→ **THE PROBLEM**
Quote the whole listing exactly. Leave the pictures out of your copy.

→ **DATA LISTING**
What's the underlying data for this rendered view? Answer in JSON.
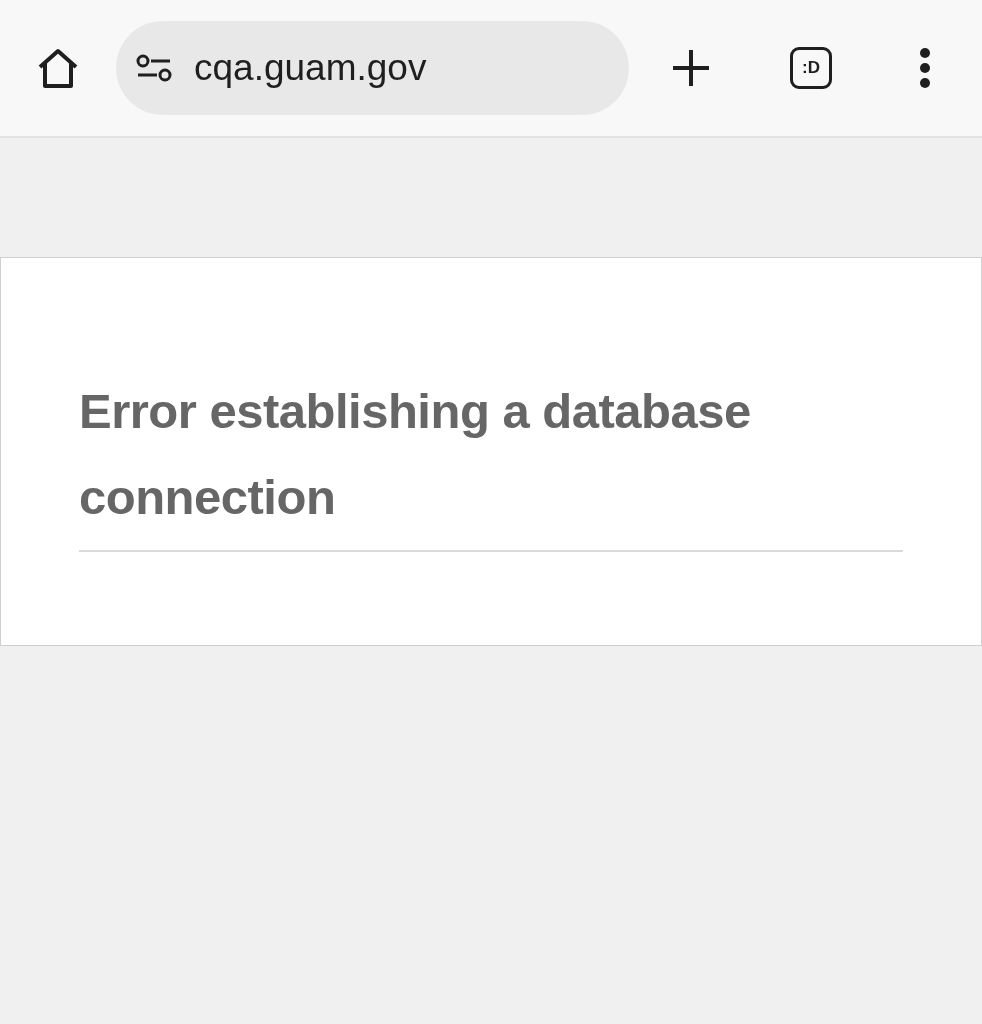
{
  "toolbar": {
    "address": "cqa.guam.gov",
    "tab_switcher": ":D"
  },
  "error": {
    "heading": "Error establishing a database connection"
  }
}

→ **SOLUTION FOR THIS PROBLEM**
What's the underlying data for this rendered view? Answer in JSON.
{
  "toolbar": {
    "address": "cqa.guam.gov",
    "tab_switcher": ":D"
  },
  "error": {
    "heading": "Error establishing a database connection"
  }
}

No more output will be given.